What the exercise asks » Write out the records that appear below, verbatim and complete, but without pictures.

─── Source data ───

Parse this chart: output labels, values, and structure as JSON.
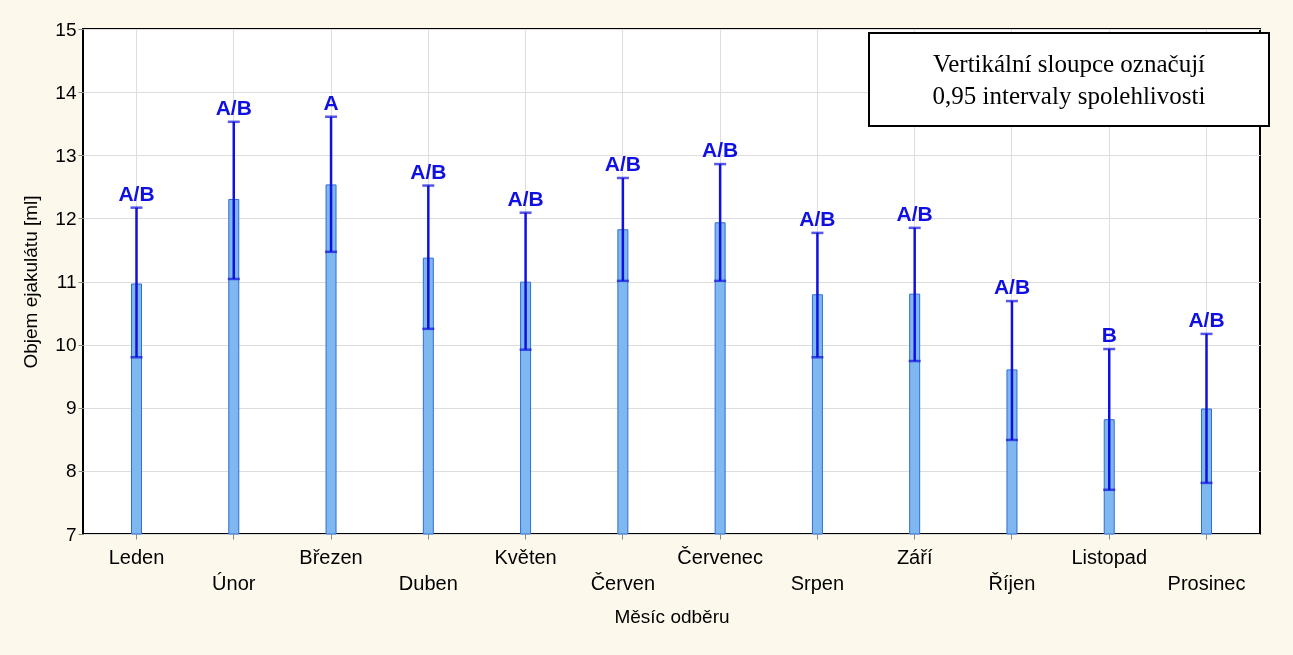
{
  "chart_data": {
    "type": "bar",
    "xlabel": "Měsíc odběru",
    "ylabel": "Objem ejakulátu [ml]",
    "categories": [
      "Leden",
      "Únor",
      "Březen",
      "Duben",
      "Květen",
      "Červen",
      "Červenec",
      "Srpen",
      "Září",
      "Říjen",
      "Listopad",
      "Prosinec"
    ],
    "series": [
      {
        "color": "#7fb8f0",
        "values": [
          10.96,
          12.3,
          12.53,
          11.37,
          10.99,
          11.82,
          11.93,
          10.79,
          10.8,
          9.6,
          8.81,
          8.98
        ],
        "errors": [
          [
            9.8,
            12.17
          ],
          [
            11.04,
            13.53
          ],
          [
            11.47,
            13.61
          ],
          [
            10.25,
            12.52
          ],
          [
            9.92,
            12.09
          ],
          [
            11.01,
            12.64
          ],
          [
            11.01,
            12.86
          ],
          [
            9.8,
            11.77
          ],
          [
            9.74,
            11.85
          ],
          [
            8.49,
            10.69
          ],
          [
            7.7,
            9.93
          ],
          [
            7.81,
            10.17
          ]
        ]
      }
    ],
    "ylim": [
      7,
      15
    ],
    "yticks": [
      7,
      8,
      9,
      10,
      11,
      12,
      13,
      14,
      15
    ],
    "grid": true,
    "annotations": [
      {
        "text": "A/B",
        "x": "Leden",
        "y": 12.17
      },
      {
        "text": "A/B",
        "x": "Únor",
        "y": 13.53
      },
      {
        "text": "A",
        "x": "Březen",
        "y": 13.61
      },
      {
        "text": "A/B",
        "x": "Duben",
        "y": 12.52
      },
      {
        "text": "A/B",
        "x": "Květen",
        "y": 12.09
      },
      {
        "text": "A/B",
        "x": "Červen",
        "y": 12.64
      },
      {
        "text": "A/B",
        "x": "Červenec",
        "y": 12.86
      },
      {
        "text": "A/B",
        "x": "Srpen",
        "y": 11.77
      },
      {
        "text": "A/B",
        "x": "Září",
        "y": 11.85
      },
      {
        "text": "A/B",
        "x": "Říjen",
        "y": 10.69
      },
      {
        "text": "B",
        "x": "Listopad",
        "y": 9.93
      },
      {
        "text": "A/B",
        "x": "Prosinec",
        "y": 10.17
      },
      "Vertikální sloupce označují\n0,95 intervaly spolehlivosti"
    ]
  }
}
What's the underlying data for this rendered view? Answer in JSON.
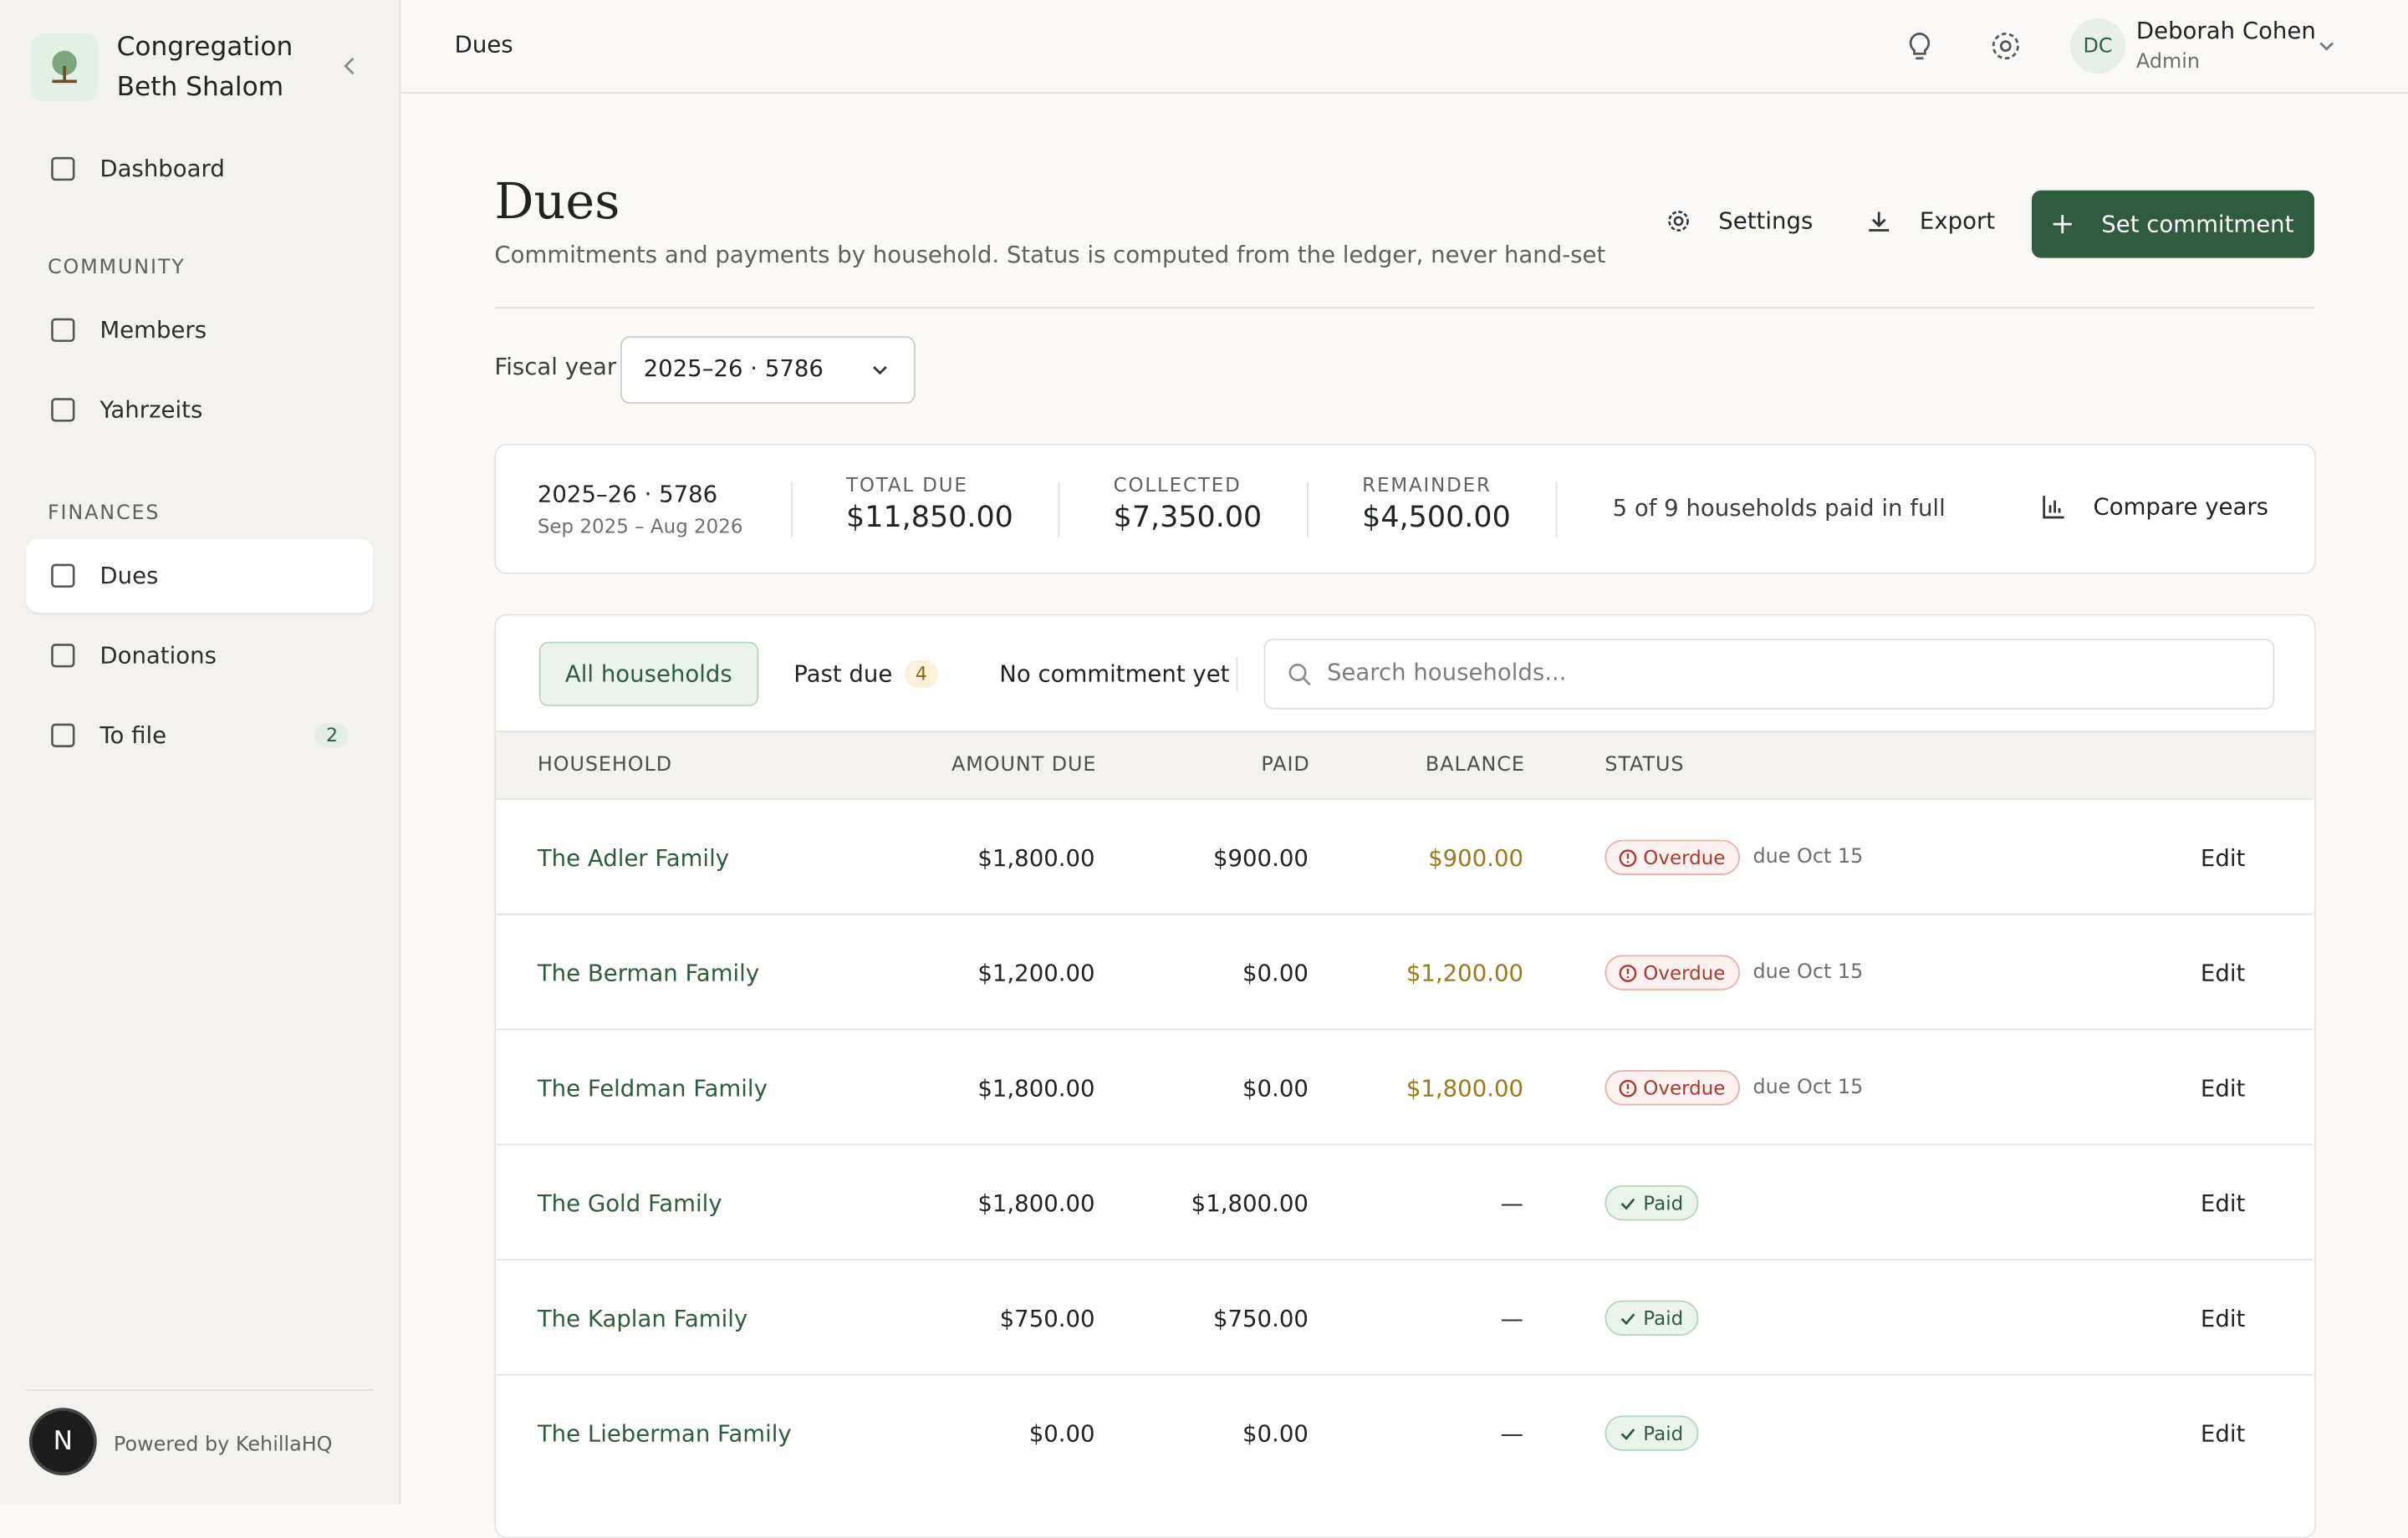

───

Answer to the problem »
Parse this chart: output labels, values, and structure as JSON.
{
  "chart_data": {
    "type": "bar",
    "xlabel": "Měsíc odběru",
    "ylabel": "Objem ejakulátu [ml]",
    "categories": [
      "Leden",
      "Únor",
      "Březen",
      "Duben",
      "Květen",
      "Červen",
      "Červenec",
      "Srpen",
      "Září",
      "Říjen",
      "Listopad",
      "Prosinec"
    ],
    "series": [
      {
        "color": "#7fb8f0",
        "values": [
          10.96,
          12.3,
          12.53,
          11.37,
          10.99,
          11.82,
          11.93,
          10.79,
          10.8,
          9.6,
          8.81,
          8.98
        ],
        "errors": [
          [
            9.8,
            12.17
          ],
          [
            11.04,
            13.53
          ],
          [
            11.47,
            13.61
          ],
          [
            10.25,
            12.52
          ],
          [
            9.92,
            12.09
          ],
          [
            11.01,
            12.64
          ],
          [
            11.01,
            12.86
          ],
          [
            9.8,
            11.77
          ],
          [
            9.74,
            11.85
          ],
          [
            8.49,
            10.69
          ],
          [
            7.7,
            9.93
          ],
          [
            7.81,
            10.17
          ]
        ]
      }
    ],
    "ylim": [
      7,
      15
    ],
    "yticks": [
      7,
      8,
      9,
      10,
      11,
      12,
      13,
      14,
      15
    ],
    "grid": true,
    "annotations": [
      {
        "text": "A/B",
        "x": "Leden",
        "y": 12.17
      },
      {
        "text": "A/B",
        "x": "Únor",
        "y": 13.53
      },
      {
        "text": "A",
        "x": "Březen",
        "y": 13.61
      },
      {
        "text": "A/B",
        "x": "Duben",
        "y": 12.52
      },
      {
        "text": "A/B",
        "x": "Květen",
        "y": 12.09
      },
      {
        "text": "A/B",
        "x": "Červen",
        "y": 12.64
      },
      {
        "text": "A/B",
        "x": "Červenec",
        "y": 12.86
      },
      {
        "text": "A/B",
        "x": "Srpen",
        "y": 11.77
      },
      {
        "text": "A/B",
        "x": "Září",
        "y": 11.85
      },
      {
        "text": "A/B",
        "x": "Říjen",
        "y": 10.69
      },
      {
        "text": "B",
        "x": "Listopad",
        "y": 9.93
      },
      {
        "text": "A/B",
        "x": "Prosinec",
        "y": 10.17
      },
      "Vertikální sloupce označují\n0,95 intervaly spolehlivosti"
    ]
  }
}
What's the underlying data for this rendered view? Answer in JSON.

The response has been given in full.